**Objective**: Reproduce verbatim only the lines from the one containing "Reverse-engineer this chart into JSON." through the last line below, both included.

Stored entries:

=-=-=

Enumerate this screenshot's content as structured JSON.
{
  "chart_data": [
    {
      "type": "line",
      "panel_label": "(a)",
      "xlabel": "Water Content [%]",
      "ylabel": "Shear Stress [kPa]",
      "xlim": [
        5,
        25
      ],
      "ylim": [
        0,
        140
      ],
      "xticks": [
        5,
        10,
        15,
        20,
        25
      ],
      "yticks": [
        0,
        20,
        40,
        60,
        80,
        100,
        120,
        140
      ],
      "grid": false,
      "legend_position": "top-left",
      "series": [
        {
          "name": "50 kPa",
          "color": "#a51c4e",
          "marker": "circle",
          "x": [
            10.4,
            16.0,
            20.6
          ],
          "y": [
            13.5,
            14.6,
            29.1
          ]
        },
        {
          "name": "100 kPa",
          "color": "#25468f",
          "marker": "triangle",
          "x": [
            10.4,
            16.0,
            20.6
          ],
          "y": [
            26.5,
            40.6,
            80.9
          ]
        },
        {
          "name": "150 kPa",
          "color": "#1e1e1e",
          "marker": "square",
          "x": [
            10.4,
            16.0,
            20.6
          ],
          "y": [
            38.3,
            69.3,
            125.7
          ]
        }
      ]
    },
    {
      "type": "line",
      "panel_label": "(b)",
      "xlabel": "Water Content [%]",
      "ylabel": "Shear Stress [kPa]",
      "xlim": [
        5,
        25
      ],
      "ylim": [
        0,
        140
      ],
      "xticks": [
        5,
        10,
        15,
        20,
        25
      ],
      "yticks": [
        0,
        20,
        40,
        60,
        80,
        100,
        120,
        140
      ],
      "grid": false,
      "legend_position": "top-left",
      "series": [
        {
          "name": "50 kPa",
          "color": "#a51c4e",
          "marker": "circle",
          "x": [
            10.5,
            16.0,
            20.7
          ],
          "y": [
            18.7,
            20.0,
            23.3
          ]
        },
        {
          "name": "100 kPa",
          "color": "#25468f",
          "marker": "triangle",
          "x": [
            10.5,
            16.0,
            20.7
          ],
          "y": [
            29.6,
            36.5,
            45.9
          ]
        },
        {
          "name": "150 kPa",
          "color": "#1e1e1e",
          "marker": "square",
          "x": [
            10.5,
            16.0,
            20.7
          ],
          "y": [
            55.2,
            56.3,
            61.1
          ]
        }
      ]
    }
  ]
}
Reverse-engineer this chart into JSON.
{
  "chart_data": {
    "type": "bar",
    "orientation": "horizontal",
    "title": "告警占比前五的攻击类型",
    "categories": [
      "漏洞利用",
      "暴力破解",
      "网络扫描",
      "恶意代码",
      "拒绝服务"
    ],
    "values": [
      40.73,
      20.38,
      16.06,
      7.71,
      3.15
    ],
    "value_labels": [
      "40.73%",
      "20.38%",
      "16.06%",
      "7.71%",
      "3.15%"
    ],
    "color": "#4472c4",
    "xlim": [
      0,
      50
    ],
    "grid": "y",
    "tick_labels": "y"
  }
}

=-=-=

**Problem solution**:
Reverse-engineer this chart into JSON.
{
  "chart_data": {
    "type": "bar",
    "orientation": "horizontal",
    "title": "告警占比前五的攻击类型",
    "categories": [
      "漏洞利用",
      "暴力破解",
      "网络扫描",
      "恶意代码",
      "拒绝服务"
    ],
    "values": [
      40.73,
      20.38,
      16.06,
      7.71,
      3.15
    ],
    "value_labels": [
      "40.73%",
      "20.38%",
      "16.06%",
      "7.71%",
      "3.15%"
    ],
    "color": "#4472c4",
    "xlim": [
      0,
      50
    ],
    "grid": "y",
    "tick_labels": "y"
  }
}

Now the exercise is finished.